Passage shown:
-- begin --
# plan radial engine



## marcocnc

hello friend,
the plan of radial engine 5 cylinder 

View attachment RC Airplane Radial Engine Plans.zip


----------



## ariz

thank you marco

I hope that plans were public domain, anyway I see that 37 users have downloaded them!
great plans for a great (also a quite difficult) engine

did you build it?


----------



## shred

According to some other web sites the designer put the plans in the public domain. Very cool.


----------



## Lakc

Now up to 166 times...
The designer gave permission to the draftsman to create the pdf and make it available to the yahoo radial engine group. Other then those specifics, I dont know if its ok to post them elsewhere or not, so I haven't myself. Those dont appear to be the latest revision, but if you plan on building it, join the yahoo group for a lot of good information and history on the engine.


----------



## Groomengineering

Ah yes, the Edwards Radial. I started building one of these several years ago before realizing I was in waaaaaaaay over my head. scratch.gif







But someday I'll get back to it. 

Jeff


----------



## Lakc

If thats the 7075 spec crankcase material, you already know its an expensive engine to start building.  I have planned on making the crankcase from a casting. Priced the internal gear just last week, its up to $99 now.


----------



## Groomengineering

Hi Lakc. It's actually a chunk of an old belling mandrel from a PVC pipe extruder. :shrug: I'm guessing it's probably 6061, but it works nice and it was free. Thm:

Jeff


----------



## marcocnc

the plans is the italian forum
http://www.baronerosso.net/forum/ae...io/19839-costruzione-di-motori-scoppio-2.html


----------



## evanpan

I wonder whether the pdf  converter I am testing these days can help with that?


----------



## Herbiev

No it can't. Stick with PDF STANDARD FORMAT


----------
-- end --
Dataset:
-- begin --
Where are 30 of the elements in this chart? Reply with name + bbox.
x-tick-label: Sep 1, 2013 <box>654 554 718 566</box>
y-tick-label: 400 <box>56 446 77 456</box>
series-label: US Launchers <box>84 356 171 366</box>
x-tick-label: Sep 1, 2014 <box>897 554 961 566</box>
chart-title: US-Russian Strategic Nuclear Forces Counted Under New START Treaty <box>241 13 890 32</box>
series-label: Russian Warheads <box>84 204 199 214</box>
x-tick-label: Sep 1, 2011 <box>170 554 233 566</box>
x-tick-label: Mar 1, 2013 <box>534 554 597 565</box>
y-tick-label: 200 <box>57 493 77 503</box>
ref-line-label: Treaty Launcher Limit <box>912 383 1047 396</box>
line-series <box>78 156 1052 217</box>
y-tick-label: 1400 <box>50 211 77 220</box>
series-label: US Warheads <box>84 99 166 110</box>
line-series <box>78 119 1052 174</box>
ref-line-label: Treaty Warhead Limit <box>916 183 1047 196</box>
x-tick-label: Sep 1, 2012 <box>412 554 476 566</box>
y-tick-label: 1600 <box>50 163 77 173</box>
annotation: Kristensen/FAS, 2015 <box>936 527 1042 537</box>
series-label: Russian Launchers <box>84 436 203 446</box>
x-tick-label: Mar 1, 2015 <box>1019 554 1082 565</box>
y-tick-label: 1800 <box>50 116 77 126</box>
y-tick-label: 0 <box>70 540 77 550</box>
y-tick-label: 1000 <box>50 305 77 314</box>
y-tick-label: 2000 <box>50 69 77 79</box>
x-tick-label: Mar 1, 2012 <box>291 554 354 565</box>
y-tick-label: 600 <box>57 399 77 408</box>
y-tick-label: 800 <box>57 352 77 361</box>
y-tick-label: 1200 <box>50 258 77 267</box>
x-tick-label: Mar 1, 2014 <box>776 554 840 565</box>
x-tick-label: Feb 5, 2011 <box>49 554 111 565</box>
-- end --
Exercise requirements:
Answer these from the radial engine thread:
1. How many cylinders does the engine in the posted plans have?
2. What price does Lakc give for the internal gear?
3. What does Groomengineering say the crankcase material actually came from?

The response:
1. Five.
2. $99.
3. A chunk of an old belling mandrel from a PVC pipe extruder.